Texto em estudo |
• • • •

A pesquisa expande a nossa compreensão da riqueza e diversidade do registo arqueológico da Austrália, criado ao longo de mais de 65 000 anos de ocupação contínua por povos aborígenes e das Ilhas do Estreito de Torres.

Locais secretos e sagrados de iniciação e cerimónia

Foram registados anéis de terra em todo o mundo, incluindo em Inglaterra, na Amazónia e no Camboja.

As pessoas criaram estes anéis há centenas ou milhares de anos. Faziam-no escavando e amontoando terra num grande círculo (ou círculos) que podia medir até centenas de metros de diâmetro.

No leste da Austrália, entende-se que os anéis de terra representam locais secretos e sagrados de iniciação e cerimónia para diferentes grupos de línguas aborígenes.

Muitos anéis de terra foram destruídos após a colonização europeia e o desenvolvimento da terra. Estima-se que centenas de anéis de terra já existiram apenas em Nova Gales do Sul e Queensland. Mas apenas cerca de 100 permanecem atualmente. Um número menor de anéis está documentado em Victoria – incluindo cinco anéis de terra em Sunbury.

Lendo a paisagem

O povo Wurundjeri Woi-wurrung é o guardião tradicional de uma grande área no centro-sul de Victoria. Esta área inclui grande parte da grande Melbourne e arredores.

• • • •

Dados de reconhecimento da estrutura de documentos:

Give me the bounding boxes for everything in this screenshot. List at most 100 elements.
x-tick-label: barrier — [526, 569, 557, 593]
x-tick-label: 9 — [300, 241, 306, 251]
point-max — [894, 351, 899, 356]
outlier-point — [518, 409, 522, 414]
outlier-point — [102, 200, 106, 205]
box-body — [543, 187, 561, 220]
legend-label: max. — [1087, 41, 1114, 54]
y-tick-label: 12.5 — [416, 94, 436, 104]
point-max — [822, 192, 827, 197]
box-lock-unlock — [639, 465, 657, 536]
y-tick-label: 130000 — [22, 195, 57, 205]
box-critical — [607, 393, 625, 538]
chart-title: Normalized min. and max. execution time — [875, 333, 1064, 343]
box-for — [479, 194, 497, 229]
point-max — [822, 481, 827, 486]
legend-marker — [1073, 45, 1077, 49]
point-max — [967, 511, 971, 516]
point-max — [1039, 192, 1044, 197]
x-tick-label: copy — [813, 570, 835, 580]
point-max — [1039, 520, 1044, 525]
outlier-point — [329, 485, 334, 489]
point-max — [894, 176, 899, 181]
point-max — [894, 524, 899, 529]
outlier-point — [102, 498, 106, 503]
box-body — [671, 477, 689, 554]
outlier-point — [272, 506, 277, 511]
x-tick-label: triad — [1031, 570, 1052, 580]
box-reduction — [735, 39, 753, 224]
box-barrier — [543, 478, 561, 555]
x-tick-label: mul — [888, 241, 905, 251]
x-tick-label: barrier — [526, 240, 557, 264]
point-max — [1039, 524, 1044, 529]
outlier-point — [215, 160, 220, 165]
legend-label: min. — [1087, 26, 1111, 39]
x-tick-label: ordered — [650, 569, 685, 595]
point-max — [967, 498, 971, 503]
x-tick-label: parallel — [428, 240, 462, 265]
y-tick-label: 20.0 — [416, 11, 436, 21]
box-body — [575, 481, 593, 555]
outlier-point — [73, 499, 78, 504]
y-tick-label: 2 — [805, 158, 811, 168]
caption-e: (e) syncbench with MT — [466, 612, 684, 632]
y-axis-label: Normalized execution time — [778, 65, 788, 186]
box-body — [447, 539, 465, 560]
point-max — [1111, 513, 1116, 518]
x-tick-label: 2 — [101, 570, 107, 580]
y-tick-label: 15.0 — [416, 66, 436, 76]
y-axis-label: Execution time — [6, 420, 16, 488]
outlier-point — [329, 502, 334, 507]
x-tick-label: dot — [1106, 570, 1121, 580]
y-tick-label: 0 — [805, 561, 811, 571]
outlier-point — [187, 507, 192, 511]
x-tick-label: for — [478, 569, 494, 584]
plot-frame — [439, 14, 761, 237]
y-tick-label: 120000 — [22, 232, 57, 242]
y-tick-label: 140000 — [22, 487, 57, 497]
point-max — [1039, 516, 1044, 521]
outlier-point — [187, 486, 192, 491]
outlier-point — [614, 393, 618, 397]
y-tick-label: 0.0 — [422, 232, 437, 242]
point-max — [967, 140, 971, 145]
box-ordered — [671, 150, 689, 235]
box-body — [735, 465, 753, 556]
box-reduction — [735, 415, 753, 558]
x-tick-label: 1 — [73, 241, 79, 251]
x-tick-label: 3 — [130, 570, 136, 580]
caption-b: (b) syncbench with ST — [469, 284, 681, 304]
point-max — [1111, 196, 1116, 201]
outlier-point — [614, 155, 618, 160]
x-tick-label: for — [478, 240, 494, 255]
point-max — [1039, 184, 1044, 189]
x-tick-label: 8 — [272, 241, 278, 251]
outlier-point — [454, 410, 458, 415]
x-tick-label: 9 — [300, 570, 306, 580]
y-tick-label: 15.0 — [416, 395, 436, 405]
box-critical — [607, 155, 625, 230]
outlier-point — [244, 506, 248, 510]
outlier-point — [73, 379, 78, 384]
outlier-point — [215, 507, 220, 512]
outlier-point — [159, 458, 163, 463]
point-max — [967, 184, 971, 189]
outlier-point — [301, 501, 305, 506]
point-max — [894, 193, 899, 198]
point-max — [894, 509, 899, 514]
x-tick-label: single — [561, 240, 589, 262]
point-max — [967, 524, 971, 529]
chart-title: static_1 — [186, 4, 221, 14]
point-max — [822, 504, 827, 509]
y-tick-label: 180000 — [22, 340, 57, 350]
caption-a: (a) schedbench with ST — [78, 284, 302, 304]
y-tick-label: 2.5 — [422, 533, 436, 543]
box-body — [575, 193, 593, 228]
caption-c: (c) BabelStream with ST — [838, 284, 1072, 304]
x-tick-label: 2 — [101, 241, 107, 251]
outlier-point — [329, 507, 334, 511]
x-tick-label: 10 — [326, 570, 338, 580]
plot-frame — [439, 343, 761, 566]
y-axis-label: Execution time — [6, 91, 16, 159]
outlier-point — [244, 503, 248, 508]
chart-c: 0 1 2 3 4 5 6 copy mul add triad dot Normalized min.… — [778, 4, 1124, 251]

• • • •

Instruções das tarefas |
- A) Traduza para inglês a seguinte frase do texto sobre os anéis de terra: "No leste da Austrália, entende-se que os anéis de terra representam locais secretos e sagrados de iniciação e cerimónia para diferentes grupos de línguas aborígenes."
- B) Com base no texto sobre os anéis de terra, responda às perguntas seguintes.
(i) Há mais de quantos anos dura a ocupação contínua da Austrália por povos aborígenes e das Ilhas do Estreito de Torres?
(ii) Quantos anéis de terra permanecem atualmente em Nova Gales do Sul e Queensland, aproximadamente?
(iii) Quantos anéis de terra existem em Sunbury?

Respostas do exercício |
- A) In eastern Australia, earth rings are understood to represent secret and sacred sites of initiation and ceremony for different Aboriginal language groups.

- B)
(i) Mais de 65 000 anos.
(ii) Cerca de 100.
(iii) Cinco.